_SET TASK:_ Report every line below that holds the word "Nick".

___ SUPPLIED INFORMATION

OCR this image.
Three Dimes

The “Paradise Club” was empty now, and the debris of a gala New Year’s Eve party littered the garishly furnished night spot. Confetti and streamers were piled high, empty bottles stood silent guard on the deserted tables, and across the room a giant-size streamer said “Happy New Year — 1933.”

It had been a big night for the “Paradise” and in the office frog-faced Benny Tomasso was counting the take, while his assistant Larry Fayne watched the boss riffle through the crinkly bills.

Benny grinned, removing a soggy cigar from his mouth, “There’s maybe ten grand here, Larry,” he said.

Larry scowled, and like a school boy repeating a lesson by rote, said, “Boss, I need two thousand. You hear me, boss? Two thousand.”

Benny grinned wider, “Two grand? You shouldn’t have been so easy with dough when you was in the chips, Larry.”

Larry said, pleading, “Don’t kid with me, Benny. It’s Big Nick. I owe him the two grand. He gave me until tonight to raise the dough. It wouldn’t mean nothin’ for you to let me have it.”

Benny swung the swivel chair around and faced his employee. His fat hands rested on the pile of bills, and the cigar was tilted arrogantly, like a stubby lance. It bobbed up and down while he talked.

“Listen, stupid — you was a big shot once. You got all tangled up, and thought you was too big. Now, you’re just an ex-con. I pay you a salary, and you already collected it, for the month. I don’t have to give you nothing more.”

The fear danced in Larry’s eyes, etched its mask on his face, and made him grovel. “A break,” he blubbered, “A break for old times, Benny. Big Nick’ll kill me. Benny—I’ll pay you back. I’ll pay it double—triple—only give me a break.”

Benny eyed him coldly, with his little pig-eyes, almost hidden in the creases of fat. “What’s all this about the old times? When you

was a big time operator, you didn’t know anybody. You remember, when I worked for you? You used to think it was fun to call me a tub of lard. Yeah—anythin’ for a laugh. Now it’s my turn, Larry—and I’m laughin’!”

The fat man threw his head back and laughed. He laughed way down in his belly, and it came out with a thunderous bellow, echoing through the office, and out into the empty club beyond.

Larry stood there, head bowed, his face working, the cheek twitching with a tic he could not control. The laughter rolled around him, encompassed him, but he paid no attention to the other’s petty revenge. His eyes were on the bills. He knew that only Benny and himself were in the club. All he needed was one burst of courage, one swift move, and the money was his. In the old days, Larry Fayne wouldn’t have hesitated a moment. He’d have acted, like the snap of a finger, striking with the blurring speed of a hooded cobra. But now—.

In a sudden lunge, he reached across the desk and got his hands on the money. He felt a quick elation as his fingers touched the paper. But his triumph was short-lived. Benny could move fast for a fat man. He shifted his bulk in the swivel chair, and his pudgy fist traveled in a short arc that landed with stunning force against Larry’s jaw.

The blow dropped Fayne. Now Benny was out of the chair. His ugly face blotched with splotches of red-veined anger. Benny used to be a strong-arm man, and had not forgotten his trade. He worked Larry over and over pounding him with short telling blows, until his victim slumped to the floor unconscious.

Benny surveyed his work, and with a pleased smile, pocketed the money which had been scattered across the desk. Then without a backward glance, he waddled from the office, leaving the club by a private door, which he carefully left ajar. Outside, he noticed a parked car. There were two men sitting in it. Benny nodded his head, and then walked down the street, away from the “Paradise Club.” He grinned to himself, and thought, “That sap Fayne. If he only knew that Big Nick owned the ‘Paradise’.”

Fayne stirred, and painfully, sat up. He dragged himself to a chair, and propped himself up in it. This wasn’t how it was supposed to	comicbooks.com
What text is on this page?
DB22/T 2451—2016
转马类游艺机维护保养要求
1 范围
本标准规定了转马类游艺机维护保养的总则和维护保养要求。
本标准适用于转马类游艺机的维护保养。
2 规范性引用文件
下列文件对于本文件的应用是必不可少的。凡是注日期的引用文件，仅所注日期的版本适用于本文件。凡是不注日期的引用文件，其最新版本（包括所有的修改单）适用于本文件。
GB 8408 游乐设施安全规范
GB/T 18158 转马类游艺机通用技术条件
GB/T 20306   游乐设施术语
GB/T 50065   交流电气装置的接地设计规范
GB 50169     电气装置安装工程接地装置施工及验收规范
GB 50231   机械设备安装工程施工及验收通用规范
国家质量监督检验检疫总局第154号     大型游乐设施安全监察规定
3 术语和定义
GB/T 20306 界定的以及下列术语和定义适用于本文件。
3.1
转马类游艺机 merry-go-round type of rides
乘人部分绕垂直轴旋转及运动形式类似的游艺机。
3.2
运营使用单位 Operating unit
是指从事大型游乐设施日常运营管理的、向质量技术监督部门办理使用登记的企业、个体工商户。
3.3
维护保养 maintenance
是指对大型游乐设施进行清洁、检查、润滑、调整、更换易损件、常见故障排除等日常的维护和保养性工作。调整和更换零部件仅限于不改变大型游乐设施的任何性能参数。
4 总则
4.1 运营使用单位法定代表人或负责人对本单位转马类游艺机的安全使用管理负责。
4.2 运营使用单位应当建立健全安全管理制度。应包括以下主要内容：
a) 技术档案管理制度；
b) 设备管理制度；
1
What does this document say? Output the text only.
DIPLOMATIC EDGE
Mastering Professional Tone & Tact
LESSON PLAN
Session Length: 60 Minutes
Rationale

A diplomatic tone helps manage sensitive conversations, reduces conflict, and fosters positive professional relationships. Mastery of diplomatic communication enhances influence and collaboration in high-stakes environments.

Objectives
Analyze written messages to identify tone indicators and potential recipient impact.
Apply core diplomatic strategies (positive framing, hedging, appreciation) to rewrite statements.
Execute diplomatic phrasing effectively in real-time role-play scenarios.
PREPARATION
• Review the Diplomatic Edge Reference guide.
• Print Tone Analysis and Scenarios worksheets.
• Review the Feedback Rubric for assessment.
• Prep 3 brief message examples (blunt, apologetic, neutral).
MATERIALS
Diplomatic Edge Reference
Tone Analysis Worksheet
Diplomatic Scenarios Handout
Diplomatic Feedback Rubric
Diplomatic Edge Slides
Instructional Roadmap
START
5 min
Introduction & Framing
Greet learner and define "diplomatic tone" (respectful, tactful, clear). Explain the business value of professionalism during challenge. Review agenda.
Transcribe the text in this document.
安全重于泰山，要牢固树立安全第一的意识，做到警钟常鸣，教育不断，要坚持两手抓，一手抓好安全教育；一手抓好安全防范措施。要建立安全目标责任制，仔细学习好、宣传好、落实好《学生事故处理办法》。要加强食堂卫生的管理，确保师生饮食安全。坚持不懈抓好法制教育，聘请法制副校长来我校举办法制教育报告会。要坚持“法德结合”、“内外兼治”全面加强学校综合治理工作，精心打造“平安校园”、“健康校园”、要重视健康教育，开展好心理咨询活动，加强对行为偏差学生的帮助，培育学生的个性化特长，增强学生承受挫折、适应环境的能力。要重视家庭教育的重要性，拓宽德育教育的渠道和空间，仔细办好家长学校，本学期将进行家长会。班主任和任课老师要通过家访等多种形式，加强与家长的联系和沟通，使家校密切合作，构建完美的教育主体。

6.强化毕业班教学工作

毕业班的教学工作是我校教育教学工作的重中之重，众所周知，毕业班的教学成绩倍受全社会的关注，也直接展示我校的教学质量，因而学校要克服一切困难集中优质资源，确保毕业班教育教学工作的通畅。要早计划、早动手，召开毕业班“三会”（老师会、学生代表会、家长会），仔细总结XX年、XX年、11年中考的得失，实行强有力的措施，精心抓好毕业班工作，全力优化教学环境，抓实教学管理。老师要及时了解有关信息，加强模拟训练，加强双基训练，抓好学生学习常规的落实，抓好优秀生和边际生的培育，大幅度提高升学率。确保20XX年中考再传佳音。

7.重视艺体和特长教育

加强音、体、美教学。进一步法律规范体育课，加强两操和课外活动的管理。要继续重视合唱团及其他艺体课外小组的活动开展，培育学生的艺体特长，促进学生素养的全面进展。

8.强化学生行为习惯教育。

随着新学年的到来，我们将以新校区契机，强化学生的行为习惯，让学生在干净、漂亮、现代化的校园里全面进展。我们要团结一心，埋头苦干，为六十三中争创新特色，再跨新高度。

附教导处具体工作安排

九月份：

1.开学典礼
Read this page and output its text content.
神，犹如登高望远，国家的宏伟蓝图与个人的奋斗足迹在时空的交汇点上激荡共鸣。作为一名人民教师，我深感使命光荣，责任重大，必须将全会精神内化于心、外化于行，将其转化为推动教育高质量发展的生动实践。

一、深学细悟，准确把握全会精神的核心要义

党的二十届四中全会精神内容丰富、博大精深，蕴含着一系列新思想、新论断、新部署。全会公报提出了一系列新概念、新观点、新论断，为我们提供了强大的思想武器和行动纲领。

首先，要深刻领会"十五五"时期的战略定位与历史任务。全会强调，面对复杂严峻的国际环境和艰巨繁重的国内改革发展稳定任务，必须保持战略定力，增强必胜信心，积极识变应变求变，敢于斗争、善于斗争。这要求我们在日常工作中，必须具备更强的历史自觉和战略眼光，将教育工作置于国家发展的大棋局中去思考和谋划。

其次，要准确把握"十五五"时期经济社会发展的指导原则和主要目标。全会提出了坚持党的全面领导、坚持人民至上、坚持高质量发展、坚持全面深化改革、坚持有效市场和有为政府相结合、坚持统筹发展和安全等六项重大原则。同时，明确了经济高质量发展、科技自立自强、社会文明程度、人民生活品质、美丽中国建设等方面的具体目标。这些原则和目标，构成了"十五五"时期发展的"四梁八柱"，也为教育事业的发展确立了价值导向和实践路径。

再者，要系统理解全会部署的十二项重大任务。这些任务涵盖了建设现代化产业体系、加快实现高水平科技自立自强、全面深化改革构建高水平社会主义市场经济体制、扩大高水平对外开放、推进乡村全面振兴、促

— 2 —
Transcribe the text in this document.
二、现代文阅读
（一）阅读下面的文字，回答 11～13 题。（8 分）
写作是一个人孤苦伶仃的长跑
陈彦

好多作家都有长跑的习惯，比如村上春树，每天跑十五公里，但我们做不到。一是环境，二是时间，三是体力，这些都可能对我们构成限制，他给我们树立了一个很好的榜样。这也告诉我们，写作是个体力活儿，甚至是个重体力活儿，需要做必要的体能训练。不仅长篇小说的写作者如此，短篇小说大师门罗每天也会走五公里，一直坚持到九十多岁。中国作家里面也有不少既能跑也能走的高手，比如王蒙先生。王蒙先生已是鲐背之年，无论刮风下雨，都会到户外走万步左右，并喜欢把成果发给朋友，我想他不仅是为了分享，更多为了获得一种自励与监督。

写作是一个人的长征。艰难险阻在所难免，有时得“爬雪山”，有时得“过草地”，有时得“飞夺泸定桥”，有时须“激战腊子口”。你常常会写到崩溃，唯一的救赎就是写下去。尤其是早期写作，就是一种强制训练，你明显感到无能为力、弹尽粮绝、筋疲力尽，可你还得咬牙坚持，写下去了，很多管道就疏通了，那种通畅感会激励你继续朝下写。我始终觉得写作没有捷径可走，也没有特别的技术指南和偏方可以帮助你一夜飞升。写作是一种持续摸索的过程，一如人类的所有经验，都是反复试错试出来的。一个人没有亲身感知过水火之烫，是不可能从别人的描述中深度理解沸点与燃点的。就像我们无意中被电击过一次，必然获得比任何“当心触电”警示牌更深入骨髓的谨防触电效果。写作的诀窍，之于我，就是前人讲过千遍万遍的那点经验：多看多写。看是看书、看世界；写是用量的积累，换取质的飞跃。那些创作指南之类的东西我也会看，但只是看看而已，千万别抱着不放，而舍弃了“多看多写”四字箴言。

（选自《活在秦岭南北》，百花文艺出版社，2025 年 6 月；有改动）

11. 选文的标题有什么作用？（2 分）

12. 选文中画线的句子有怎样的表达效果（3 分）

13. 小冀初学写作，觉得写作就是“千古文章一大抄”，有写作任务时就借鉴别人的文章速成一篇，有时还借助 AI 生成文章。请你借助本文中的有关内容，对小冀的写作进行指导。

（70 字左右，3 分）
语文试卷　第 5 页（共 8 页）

______

_FINAL RESULT:_
Larry said, pleading, “Don’t kid with me, Benny. It’s Big Nick. I owe him the two grand. He gave me until tonight to raise the dough. It wouldn’t mean nothin’ for you to let me have it.”
The fear danced in Larry’s eyes, etched its mask on his face, and made him grovel. “A break,” he blubbered, “A break for old times, Benny. Big Nick’ll kill me. Benny—I’ll pay you back. I’ll pay it double—triple—only give me a break.”
Benny surveyed his work, and with a pleased smile, pocketed the money which had been scattered across the desk. Then without a backward glance, he waddled from the office, leaving the club by a private door, which he carefully left ajar. Outside, he noticed a parked car. There were two men sitting in it. Benny nodded his head, and then walked down the street, away from the “Paradise Club.” He grinned to himself, and thought, “That sap Fayne. If he only knew that Big Nick owned the ‘Paradise’.”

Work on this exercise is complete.